## Records for this exercise
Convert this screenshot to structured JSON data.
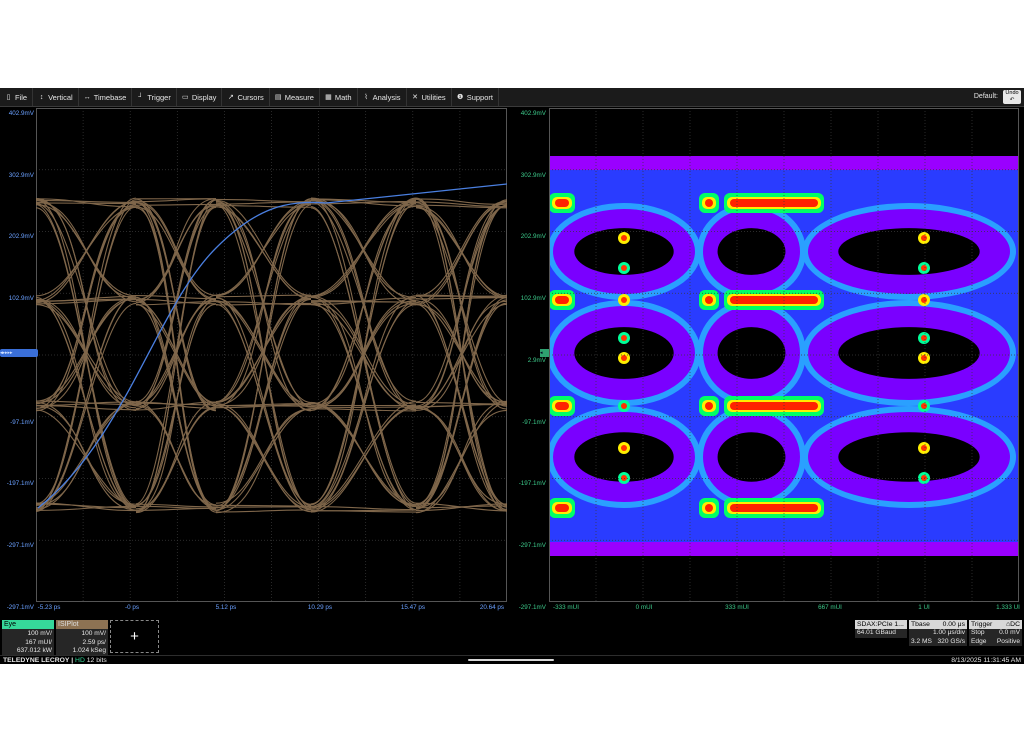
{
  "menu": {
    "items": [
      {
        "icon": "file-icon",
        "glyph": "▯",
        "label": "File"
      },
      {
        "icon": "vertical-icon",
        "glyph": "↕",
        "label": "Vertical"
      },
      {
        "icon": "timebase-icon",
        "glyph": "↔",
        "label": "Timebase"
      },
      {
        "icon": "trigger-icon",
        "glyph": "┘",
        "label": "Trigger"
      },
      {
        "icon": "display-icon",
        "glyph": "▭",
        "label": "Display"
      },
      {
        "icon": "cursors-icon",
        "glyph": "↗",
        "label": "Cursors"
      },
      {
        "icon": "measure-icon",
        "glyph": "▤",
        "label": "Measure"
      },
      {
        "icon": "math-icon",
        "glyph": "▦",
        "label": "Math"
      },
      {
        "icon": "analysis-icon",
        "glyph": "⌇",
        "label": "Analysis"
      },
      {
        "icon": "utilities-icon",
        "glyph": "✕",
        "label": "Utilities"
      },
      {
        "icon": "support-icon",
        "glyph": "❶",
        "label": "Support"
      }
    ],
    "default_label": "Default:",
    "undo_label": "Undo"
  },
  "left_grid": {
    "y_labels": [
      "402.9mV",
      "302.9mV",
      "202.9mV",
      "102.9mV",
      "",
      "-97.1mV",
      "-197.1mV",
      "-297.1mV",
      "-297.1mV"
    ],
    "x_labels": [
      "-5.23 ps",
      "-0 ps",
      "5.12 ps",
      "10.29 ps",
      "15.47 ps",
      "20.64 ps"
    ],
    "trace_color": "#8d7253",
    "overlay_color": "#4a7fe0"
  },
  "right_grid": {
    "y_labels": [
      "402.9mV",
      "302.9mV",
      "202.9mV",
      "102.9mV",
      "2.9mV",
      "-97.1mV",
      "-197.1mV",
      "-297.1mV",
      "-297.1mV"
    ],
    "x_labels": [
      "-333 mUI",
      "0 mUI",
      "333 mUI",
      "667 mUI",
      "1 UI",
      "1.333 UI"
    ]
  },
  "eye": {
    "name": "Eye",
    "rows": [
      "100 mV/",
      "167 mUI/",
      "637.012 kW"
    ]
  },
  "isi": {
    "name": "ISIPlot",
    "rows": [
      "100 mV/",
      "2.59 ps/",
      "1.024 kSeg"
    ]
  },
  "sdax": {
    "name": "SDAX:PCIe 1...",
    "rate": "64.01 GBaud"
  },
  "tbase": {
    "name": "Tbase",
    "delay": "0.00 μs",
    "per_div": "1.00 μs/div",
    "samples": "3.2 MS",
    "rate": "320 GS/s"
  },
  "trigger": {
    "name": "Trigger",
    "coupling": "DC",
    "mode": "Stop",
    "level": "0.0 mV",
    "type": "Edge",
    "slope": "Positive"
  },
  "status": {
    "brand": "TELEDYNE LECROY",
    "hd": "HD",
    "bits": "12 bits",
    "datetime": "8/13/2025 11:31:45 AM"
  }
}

## What you have to do
Each entry should be repeated exactly as it appears; the pictures stay out.

## Solution to the problem
Convert this screenshot to structured JSON data.
{
  "menu": {
    "items": [
      {
        "icon": "file-icon",
        "glyph": "▯",
        "label": "File"
      },
      {
        "icon": "vertical-icon",
        "glyph": "↕",
        "label": "Vertical"
      },
      {
        "icon": "timebase-icon",
        "glyph": "↔",
        "label": "Timebase"
      },
      {
        "icon": "trigger-icon",
        "glyph": "┘",
        "label": "Trigger"
      },
      {
        "icon": "display-icon",
        "glyph": "▭",
        "label": "Display"
      },
      {
        "icon": "cursors-icon",
        "glyph": "↗",
        "label": "Cursors"
      },
      {
        "icon": "measure-icon",
        "glyph": "▤",
        "label": "Measure"
      },
      {
        "icon": "math-icon",
        "glyph": "▦",
        "label": "Math"
      },
      {
        "icon": "analysis-icon",
        "glyph": "⌇",
        "label": "Analysis"
      },
      {
        "icon": "utilities-icon",
        "glyph": "✕",
        "label": "Utilities"
      },
      {
        "icon": "support-icon",
        "glyph": "❶",
        "label": "Support"
      }
    ],
    "default_label": "Default:",
    "undo_label": "Undo"
  },
  "left_grid": {
    "y_labels": [
      "402.9mV",
      "302.9mV",
      "202.9mV",
      "102.9mV",
      "",
      "-97.1mV",
      "-197.1mV",
      "-297.1mV",
      "-297.1mV"
    ],
    "x_labels": [
      "-5.23 ps",
      "-0 ps",
      "5.12 ps",
      "10.29 ps",
      "15.47 ps",
      "20.64 ps"
    ],
    "trace_color": "#8d7253",
    "overlay_color": "#4a7fe0"
  },
  "right_grid": {
    "y_labels": [
      "402.9mV",
      "302.9mV",
      "202.9mV",
      "102.9mV",
      "2.9mV",
      "-97.1mV",
      "-197.1mV",
      "-297.1mV",
      "-297.1mV"
    ],
    "x_labels": [
      "-333 mUI",
      "0 mUI",
      "333 mUI",
      "667 mUI",
      "1 UI",
      "1.333 UI"
    ]
  },
  "eye": {
    "name": "Eye",
    "rows": [
      "100 mV/",
      "167 mUI/",
      "637.012 kW"
    ]
  },
  "isi": {
    "name": "ISIPlot",
    "rows": [
      "100 mV/",
      "2.59 ps/",
      "1.024 kSeg"
    ]
  },
  "sdax": {
    "name": "SDAX:PCIe 1...",
    "rate": "64.01 GBaud"
  },
  "tbase": {
    "name": "Tbase",
    "delay": "0.00 μs",
    "per_div": "1.00 μs/div",
    "samples": "3.2 MS",
    "rate": "320 GS/s"
  },
  "trigger": {
    "name": "Trigger",
    "coupling": "DC",
    "mode": "Stop",
    "level": "0.0 mV",
    "type": "Edge",
    "slope": "Positive"
  },
  "status": {
    "brand": "TELEDYNE LECROY",
    "hd": "HD",
    "bits": "12 bits",
    "datetime": "8/13/2025 11:31:45 AM"
  }
}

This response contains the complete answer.